- GIVEN TASK:
Set each entry down verbatim, omitting images.

- STORED ROWS:
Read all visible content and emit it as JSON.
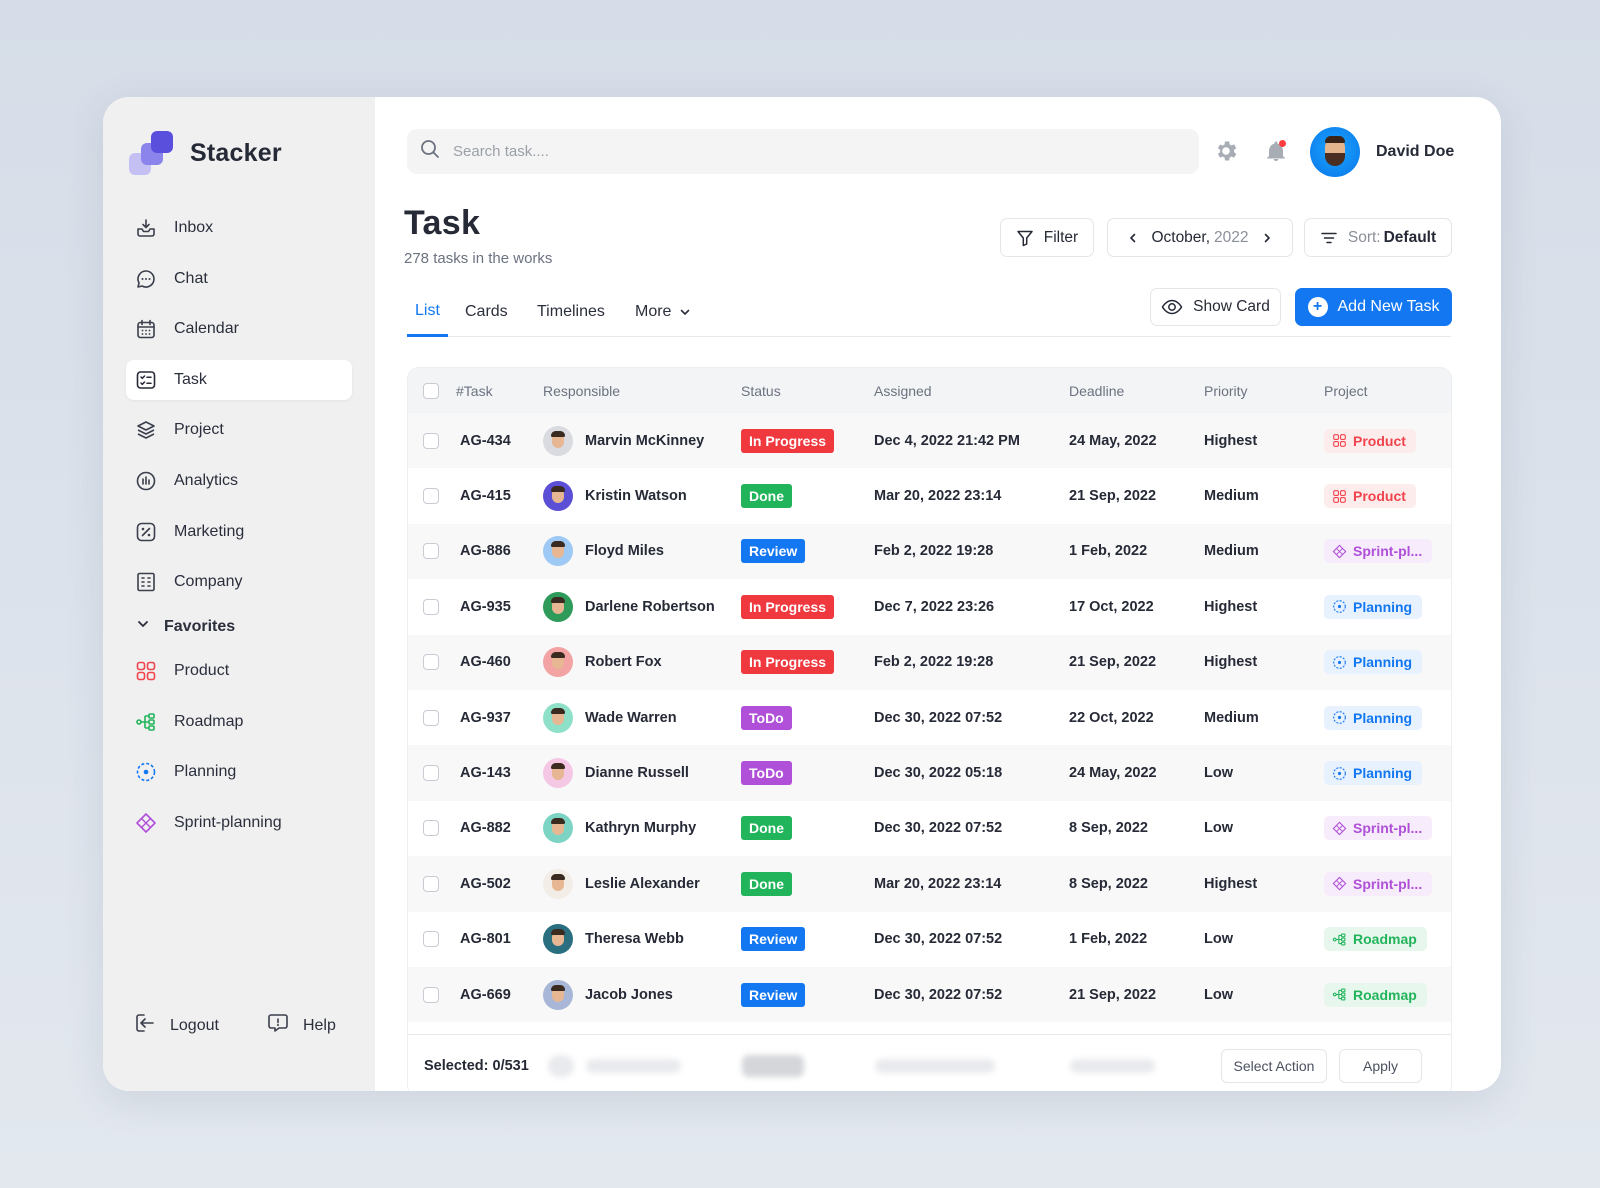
{
  "app": {
    "name": "Stacker"
  },
  "sidebar": {
    "items": [
      {
        "label": "Inbox",
        "icon": "inbox-icon"
      },
      {
        "label": "Chat",
        "icon": "chat-icon"
      },
      {
        "label": "Calendar",
        "icon": "calendar-icon"
      },
      {
        "label": "Task",
        "icon": "task-icon",
        "active": true
      },
      {
        "label": "Project",
        "icon": "layers-icon"
      },
      {
        "label": "Analytics",
        "icon": "analytics-icon"
      },
      {
        "label": "Marketing",
        "icon": "percent-icon"
      },
      {
        "label": "Company",
        "icon": "building-icon"
      }
    ],
    "favorites_label": "Favorites",
    "favorites": [
      {
        "label": "Product",
        "icon": "grid-icon",
        "color": "#f0444d"
      },
      {
        "label": "Roadmap",
        "icon": "roadmap-icon",
        "color": "#22b45b"
      },
      {
        "label": "Planning",
        "icon": "planning-icon",
        "color": "#1277f1"
      },
      {
        "label": "Sprint-planning",
        "icon": "sprint-icon",
        "color": "#b04fd8"
      }
    ],
    "logout_label": "Logout",
    "help_label": "Help"
  },
  "header": {
    "search_placeholder": "Search task....",
    "user_name": "David Doe"
  },
  "page": {
    "title": "Task",
    "subtitle": "278 tasks in the works",
    "filter_label": "Filter",
    "month": "October,",
    "year": "2022",
    "sort_label": "Sort:",
    "sort_value": "Default",
    "tabs": [
      {
        "label": "List",
        "active": true
      },
      {
        "label": "Cards"
      },
      {
        "label": "Timelines"
      },
      {
        "label": "More"
      }
    ],
    "show_card_label": "Show Card",
    "add_task_label": "Add New Task"
  },
  "table": {
    "headers": [
      "#Task",
      "Responsible",
      "Status",
      "Assigned",
      "Deadline",
      "Priority",
      "Project"
    ],
    "rows": [
      {
        "id": "AG-434",
        "name": "Marvin McKinney",
        "status": "In Progress",
        "assigned": "Dec 4, 2022 21:42 PM",
        "deadline": "24 May, 2022",
        "priority": "Highest",
        "project": "Product"
      },
      {
        "id": "AG-415",
        "name": "Kristin Watson",
        "status": "Done",
        "assigned": "Mar 20, 2022 23:14",
        "deadline": "21 Sep, 2022",
        "priority": "Medium",
        "project": "Product"
      },
      {
        "id": "AG-886",
        "name": "Floyd Miles",
        "status": "Review",
        "assigned": "Feb 2, 2022 19:28",
        "deadline": "1 Feb, 2022",
        "priority": "Medium",
        "project": "Sprint-pl..."
      },
      {
        "id": "AG-935",
        "name": "Darlene Robertson",
        "status": "In Progress",
        "assigned": "Dec 7, 2022 23:26",
        "deadline": "17 Oct, 2022",
        "priority": "Highest",
        "project": "Planning"
      },
      {
        "id": "AG-460",
        "name": "Robert Fox",
        "status": "In Progress",
        "assigned": "Feb 2, 2022 19:28",
        "deadline": "21 Sep, 2022",
        "priority": "Highest",
        "project": "Planning"
      },
      {
        "id": "AG-937",
        "name": "Wade Warren",
        "status": "ToDo",
        "assigned": "Dec 30, 2022 07:52",
        "deadline": "22 Oct, 2022",
        "priority": "Medium",
        "project": "Planning"
      },
      {
        "id": "AG-143",
        "name": "Dianne Russell",
        "status": "ToDo",
        "assigned": "Dec 30, 2022 05:18",
        "deadline": "24 May, 2022",
        "priority": "Low",
        "project": "Planning"
      },
      {
        "id": "AG-882",
        "name": "Kathryn Murphy",
        "status": "Done",
        "assigned": "Dec 30, 2022 07:52",
        "deadline": "8 Sep, 2022",
        "priority": "Low",
        "project": "Sprint-pl..."
      },
      {
        "id": "AG-502",
        "name": "Leslie Alexander",
        "status": "Done",
        "assigned": "Mar 20, 2022 23:14",
        "deadline": "8 Sep, 2022",
        "priority": "Highest",
        "project": "Sprint-pl..."
      },
      {
        "id": "AG-801",
        "name": "Theresa Webb",
        "status": "Review",
        "assigned": "Dec 30, 2022 07:52",
        "deadline": "1 Feb, 2022",
        "priority": "Low",
        "project": "Roadmap"
      },
      {
        "id": "AG-669",
        "name": "Jacob Jones",
        "status": "Review",
        "assigned": "Dec 30, 2022 07:52",
        "deadline": "21 Sep, 2022",
        "priority": "Low",
        "project": "Roadmap"
      }
    ],
    "status_colors": {
      "In Progress": "#f0383f",
      "Done": "#22b45b",
      "Review": "#1277f1",
      "ToDo": "#b04fd8"
    },
    "project_styles": {
      "Product": {
        "color": "#f0444d",
        "bg": "#fdecec",
        "icon": "grid-icon"
      },
      "Sprint-pl...": {
        "color": "#b04fd8",
        "bg": "#f6ecfb",
        "icon": "sprint-icon"
      },
      "Planning": {
        "color": "#1277f1",
        "bg": "#e8f2fe",
        "icon": "planning-icon"
      },
      "Roadmap": {
        "color": "#22b45b",
        "bg": "#e7f7ed",
        "icon": "roadmap-icon"
      }
    },
    "avatar_colors": [
      "#d9dbe0",
      "#5b4fd6",
      "#9ec9f4",
      "#2e9b5a",
      "#f3a3a3",
      "#8fe0c8",
      "#f4c7e4",
      "#7dd3c4",
      "#f2ede6",
      "#2a6f80",
      "#a8b7d8"
    ]
  },
  "footer": {
    "selected": "Selected: 0/531",
    "select_action": "Select Action",
    "apply": "Apply"
  }
}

- THE RESPONSE:
Read all visible content and emit it as JSON.
{
  "app": {
    "name": "Stacker"
  },
  "sidebar": {
    "items": [
      {
        "label": "Inbox",
        "icon": "inbox-icon"
      },
      {
        "label": "Chat",
        "icon": "chat-icon"
      },
      {
        "label": "Calendar",
        "icon": "calendar-icon"
      },
      {
        "label": "Task",
        "icon": "task-icon",
        "active": true
      },
      {
        "label": "Project",
        "icon": "layers-icon"
      },
      {
        "label": "Analytics",
        "icon": "analytics-icon"
      },
      {
        "label": "Marketing",
        "icon": "percent-icon"
      },
      {
        "label": "Company",
        "icon": "building-icon"
      }
    ],
    "favorites_label": "Favorites",
    "favorites": [
      {
        "label": "Product",
        "icon": "grid-icon",
        "color": "#f0444d"
      },
      {
        "label": "Roadmap",
        "icon": "roadmap-icon",
        "color": "#22b45b"
      },
      {
        "label": "Planning",
        "icon": "planning-icon",
        "color": "#1277f1"
      },
      {
        "label": "Sprint-planning",
        "icon": "sprint-icon",
        "color": "#b04fd8"
      }
    ],
    "logout_label": "Logout",
    "help_label": "Help"
  },
  "header": {
    "search_placeholder": "Search task....",
    "user_name": "David Doe"
  },
  "page": {
    "title": "Task",
    "subtitle": "278 tasks in the works",
    "filter_label": "Filter",
    "month": "October,",
    "year": "2022",
    "sort_label": "Sort:",
    "sort_value": "Default",
    "tabs": [
      {
        "label": "List",
        "active": true
      },
      {
        "label": "Cards"
      },
      {
        "label": "Timelines"
      },
      {
        "label": "More"
      }
    ],
    "show_card_label": "Show Card",
    "add_task_label": "Add New Task"
  },
  "table": {
    "headers": [
      "#Task",
      "Responsible",
      "Status",
      "Assigned",
      "Deadline",
      "Priority",
      "Project"
    ],
    "rows": [
      {
        "id": "AG-434",
        "name": "Marvin McKinney",
        "status": "In Progress",
        "assigned": "Dec 4, 2022 21:42 PM",
        "deadline": "24 May, 2022",
        "priority": "Highest",
        "project": "Product"
      },
      {
        "id": "AG-415",
        "name": "Kristin Watson",
        "status": "Done",
        "assigned": "Mar 20, 2022 23:14",
        "deadline": "21 Sep, 2022",
        "priority": "Medium",
        "project": "Product"
      },
      {
        "id": "AG-886",
        "name": "Floyd Miles",
        "status": "Review",
        "assigned": "Feb 2, 2022 19:28",
        "deadline": "1 Feb, 2022",
        "priority": "Medium",
        "project": "Sprint-pl..."
      },
      {
        "id": "AG-935",
        "name": "Darlene Robertson",
        "status": "In Progress",
        "assigned": "Dec 7, 2022 23:26",
        "deadline": "17 Oct, 2022",
        "priority": "Highest",
        "project": "Planning"
      },
      {
        "id": "AG-460",
        "name": "Robert Fox",
        "status": "In Progress",
        "assigned": "Feb 2, 2022 19:28",
        "deadline": "21 Sep, 2022",
        "priority": "Highest",
        "project": "Planning"
      },
      {
        "id": "AG-937",
        "name": "Wade Warren",
        "status": "ToDo",
        "assigned": "Dec 30, 2022 07:52",
        "deadline": "22 Oct, 2022",
        "priority": "Medium",
        "project": "Planning"
      },
      {
        "id": "AG-143",
        "name": "Dianne Russell",
        "status": "ToDo",
        "assigned": "Dec 30, 2022 05:18",
        "deadline": "24 May, 2022",
        "priority": "Low",
        "project": "Planning"
      },
      {
        "id": "AG-882",
        "name": "Kathryn Murphy",
        "status": "Done",
        "assigned": "Dec 30, 2022 07:52",
        "deadline": "8 Sep, 2022",
        "priority": "Low",
        "project": "Sprint-pl..."
      },
      {
        "id": "AG-502",
        "name": "Leslie Alexander",
        "status": "Done",
        "assigned": "Mar 20, 2022 23:14",
        "deadline": "8 Sep, 2022",
        "priority": "Highest",
        "project": "Sprint-pl..."
      },
      {
        "id": "AG-801",
        "name": "Theresa Webb",
        "status": "Review",
        "assigned": "Dec 30, 2022 07:52",
        "deadline": "1 Feb, 2022",
        "priority": "Low",
        "project": "Roadmap"
      },
      {
        "id": "AG-669",
        "name": "Jacob Jones",
        "status": "Review",
        "assigned": "Dec 30, 2022 07:52",
        "deadline": "21 Sep, 2022",
        "priority": "Low",
        "project": "Roadmap"
      }
    ],
    "status_colors": {
      "In Progress": "#f0383f",
      "Done": "#22b45b",
      "Review": "#1277f1",
      "ToDo": "#b04fd8"
    },
    "project_styles": {
      "Product": {
        "color": "#f0444d",
        "bg": "#fdecec",
        "icon": "grid-icon"
      },
      "Sprint-pl...": {
        "color": "#b04fd8",
        "bg": "#f6ecfb",
        "icon": "sprint-icon"
      },
      "Planning": {
        "color": "#1277f1",
        "bg": "#e8f2fe",
        "icon": "planning-icon"
      },
      "Roadmap": {
        "color": "#22b45b",
        "bg": "#e7f7ed",
        "icon": "roadmap-icon"
      }
    },
    "avatar_colors": [
      "#d9dbe0",
      "#5b4fd6",
      "#9ec9f4",
      "#2e9b5a",
      "#f3a3a3",
      "#8fe0c8",
      "#f4c7e4",
      "#7dd3c4",
      "#f2ede6",
      "#2a6f80",
      "#a8b7d8"
    ]
  },
  "footer": {
    "selected": "Selected: 0/531",
    "select_action": "Select Action",
    "apply": "Apply"
  }
}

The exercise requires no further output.